EXERCISE REQUIREMENTS:
Keep only the lines of the listing that include the word "JSON", and copy them.

## Begin DATASET ENTRIES

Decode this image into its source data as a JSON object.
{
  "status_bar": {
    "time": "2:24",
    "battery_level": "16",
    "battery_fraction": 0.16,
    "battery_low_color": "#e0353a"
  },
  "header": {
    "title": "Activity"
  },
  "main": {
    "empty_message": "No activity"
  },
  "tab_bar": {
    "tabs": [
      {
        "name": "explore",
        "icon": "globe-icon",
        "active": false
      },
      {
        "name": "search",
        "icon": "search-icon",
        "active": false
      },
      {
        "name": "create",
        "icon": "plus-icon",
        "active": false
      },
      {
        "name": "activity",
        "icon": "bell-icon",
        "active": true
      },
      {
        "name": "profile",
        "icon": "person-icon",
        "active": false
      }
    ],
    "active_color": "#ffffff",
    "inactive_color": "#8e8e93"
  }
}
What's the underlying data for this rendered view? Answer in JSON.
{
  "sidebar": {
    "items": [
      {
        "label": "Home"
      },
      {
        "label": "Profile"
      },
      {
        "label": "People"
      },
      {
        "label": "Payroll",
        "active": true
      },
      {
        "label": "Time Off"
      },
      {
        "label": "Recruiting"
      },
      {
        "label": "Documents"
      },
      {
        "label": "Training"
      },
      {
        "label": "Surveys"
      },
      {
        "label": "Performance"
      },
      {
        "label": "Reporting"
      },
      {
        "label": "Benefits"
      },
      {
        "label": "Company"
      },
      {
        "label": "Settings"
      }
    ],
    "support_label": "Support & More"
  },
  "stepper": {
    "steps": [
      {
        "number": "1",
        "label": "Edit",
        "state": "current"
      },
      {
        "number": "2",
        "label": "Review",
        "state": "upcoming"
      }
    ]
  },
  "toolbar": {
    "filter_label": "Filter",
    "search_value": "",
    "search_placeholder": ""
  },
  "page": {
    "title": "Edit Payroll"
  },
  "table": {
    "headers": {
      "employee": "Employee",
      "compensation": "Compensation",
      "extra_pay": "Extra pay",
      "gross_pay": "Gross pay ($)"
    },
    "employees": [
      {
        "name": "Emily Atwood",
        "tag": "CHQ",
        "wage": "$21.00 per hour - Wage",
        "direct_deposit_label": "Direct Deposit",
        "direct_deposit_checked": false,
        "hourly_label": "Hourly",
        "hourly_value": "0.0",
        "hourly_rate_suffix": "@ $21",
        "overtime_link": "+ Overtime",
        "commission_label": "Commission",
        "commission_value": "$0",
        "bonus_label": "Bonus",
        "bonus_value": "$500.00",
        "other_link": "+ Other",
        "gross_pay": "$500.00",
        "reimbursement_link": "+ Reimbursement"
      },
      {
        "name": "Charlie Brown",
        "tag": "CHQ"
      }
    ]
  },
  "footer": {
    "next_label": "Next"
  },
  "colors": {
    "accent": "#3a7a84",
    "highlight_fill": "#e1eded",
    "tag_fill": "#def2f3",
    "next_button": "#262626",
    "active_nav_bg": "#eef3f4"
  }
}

## End DATASET ENTRIES

THE SOLUTION:
Decode this image into its source data as a JSON object.
What's the underlying data for this rendered view? Answer in JSON.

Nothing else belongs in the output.